Spatial annotation records
____________________

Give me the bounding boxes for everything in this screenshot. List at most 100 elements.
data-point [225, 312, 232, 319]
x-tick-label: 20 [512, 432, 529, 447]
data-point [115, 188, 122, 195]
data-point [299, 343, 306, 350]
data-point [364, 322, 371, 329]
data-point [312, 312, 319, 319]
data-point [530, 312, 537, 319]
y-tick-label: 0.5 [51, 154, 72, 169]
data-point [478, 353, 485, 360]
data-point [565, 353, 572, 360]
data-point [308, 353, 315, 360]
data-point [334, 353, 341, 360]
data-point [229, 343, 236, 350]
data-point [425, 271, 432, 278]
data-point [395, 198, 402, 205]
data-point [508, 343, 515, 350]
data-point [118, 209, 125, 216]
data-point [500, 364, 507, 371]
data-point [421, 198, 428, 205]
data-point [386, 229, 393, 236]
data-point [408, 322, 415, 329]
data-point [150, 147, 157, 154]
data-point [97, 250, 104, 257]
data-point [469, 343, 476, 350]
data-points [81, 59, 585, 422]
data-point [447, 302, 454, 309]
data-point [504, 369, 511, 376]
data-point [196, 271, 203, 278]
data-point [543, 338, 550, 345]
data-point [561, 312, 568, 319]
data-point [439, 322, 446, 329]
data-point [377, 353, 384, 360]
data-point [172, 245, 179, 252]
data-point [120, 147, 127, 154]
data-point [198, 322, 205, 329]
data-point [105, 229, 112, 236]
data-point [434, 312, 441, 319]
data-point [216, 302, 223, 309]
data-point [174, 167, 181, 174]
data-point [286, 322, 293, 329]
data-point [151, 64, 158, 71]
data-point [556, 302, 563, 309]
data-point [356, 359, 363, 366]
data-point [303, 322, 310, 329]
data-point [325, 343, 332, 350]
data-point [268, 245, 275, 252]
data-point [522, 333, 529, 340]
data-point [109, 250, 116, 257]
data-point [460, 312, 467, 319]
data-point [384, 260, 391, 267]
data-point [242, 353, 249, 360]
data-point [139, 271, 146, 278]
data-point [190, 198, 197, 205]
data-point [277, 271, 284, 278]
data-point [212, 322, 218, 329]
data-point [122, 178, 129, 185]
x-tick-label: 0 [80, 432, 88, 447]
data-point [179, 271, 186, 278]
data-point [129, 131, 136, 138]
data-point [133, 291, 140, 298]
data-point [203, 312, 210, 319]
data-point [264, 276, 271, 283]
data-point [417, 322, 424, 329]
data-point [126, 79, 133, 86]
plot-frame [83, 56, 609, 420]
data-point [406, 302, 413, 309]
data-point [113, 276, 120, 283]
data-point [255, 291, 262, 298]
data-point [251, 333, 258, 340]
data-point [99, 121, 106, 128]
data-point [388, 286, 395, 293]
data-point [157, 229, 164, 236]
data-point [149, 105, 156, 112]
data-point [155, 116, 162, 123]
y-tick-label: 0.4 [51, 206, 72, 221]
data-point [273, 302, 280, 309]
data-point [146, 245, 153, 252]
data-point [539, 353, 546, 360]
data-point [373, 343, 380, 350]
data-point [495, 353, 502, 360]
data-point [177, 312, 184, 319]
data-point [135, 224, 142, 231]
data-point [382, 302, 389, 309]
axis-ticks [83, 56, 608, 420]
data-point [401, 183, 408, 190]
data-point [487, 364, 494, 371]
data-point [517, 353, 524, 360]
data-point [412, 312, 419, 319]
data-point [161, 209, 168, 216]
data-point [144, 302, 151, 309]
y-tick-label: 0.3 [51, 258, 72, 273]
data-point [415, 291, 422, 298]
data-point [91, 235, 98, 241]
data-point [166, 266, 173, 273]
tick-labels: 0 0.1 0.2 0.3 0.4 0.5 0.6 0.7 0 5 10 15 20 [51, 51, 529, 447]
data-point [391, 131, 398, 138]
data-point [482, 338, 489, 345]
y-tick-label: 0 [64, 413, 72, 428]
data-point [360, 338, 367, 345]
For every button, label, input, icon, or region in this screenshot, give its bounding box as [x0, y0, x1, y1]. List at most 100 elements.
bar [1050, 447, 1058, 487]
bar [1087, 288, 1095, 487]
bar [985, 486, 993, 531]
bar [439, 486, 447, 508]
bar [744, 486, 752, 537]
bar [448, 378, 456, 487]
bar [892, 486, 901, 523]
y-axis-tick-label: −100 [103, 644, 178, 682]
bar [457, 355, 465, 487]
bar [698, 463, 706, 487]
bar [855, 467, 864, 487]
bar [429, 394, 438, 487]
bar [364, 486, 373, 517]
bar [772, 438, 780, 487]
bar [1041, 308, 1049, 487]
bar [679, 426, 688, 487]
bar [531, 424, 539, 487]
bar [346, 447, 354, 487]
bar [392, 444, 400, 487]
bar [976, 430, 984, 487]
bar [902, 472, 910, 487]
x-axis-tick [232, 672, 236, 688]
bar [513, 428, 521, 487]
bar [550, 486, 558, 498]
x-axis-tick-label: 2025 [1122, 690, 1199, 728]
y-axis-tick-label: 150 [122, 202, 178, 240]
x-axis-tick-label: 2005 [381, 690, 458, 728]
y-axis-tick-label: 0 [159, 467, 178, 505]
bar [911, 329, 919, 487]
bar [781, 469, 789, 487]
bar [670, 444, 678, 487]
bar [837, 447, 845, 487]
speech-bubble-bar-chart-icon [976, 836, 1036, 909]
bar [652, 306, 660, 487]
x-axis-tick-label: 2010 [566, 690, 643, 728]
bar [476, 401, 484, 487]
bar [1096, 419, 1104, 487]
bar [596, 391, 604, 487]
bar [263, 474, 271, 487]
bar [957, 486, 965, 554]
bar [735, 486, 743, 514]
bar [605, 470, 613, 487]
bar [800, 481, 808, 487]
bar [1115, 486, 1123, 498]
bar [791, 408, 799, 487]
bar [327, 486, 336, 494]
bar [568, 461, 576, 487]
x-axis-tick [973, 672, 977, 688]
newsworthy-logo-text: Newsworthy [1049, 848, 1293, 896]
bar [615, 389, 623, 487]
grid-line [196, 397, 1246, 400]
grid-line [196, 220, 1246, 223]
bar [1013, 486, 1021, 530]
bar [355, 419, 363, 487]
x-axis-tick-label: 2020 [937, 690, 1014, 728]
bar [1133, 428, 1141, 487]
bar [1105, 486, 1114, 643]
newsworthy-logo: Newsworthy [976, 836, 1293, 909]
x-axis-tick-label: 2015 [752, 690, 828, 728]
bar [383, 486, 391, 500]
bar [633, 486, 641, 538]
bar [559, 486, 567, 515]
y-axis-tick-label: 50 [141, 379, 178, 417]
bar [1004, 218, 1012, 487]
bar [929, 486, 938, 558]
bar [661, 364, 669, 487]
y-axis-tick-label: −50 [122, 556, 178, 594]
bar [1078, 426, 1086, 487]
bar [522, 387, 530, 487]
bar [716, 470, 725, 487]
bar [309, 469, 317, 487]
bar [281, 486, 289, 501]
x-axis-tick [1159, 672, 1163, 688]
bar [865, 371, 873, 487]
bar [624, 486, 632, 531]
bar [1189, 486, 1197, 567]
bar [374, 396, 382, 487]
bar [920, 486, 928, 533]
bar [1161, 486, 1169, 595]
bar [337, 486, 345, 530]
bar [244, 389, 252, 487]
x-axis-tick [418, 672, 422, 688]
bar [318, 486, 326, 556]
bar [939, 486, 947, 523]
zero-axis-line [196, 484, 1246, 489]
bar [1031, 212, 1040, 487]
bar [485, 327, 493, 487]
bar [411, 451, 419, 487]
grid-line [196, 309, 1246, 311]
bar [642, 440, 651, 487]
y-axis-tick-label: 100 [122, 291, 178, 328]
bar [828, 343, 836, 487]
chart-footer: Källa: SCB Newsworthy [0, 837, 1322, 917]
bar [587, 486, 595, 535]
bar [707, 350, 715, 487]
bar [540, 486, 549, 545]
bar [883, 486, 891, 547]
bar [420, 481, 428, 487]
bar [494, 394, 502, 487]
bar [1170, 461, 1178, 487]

____________________

▸ **What the task asks**
Gather every line of the material above that contains the word "List", and copy each of those lines in full.

▸ **Completed exercise**
Give me the bounding boxes for everything in this screenshot. List at most 100 elements.
For every button, label, input, icon, or region in this screenshot, give its bounding box as [x0, y0, x1, y1]. List at most 100 elements.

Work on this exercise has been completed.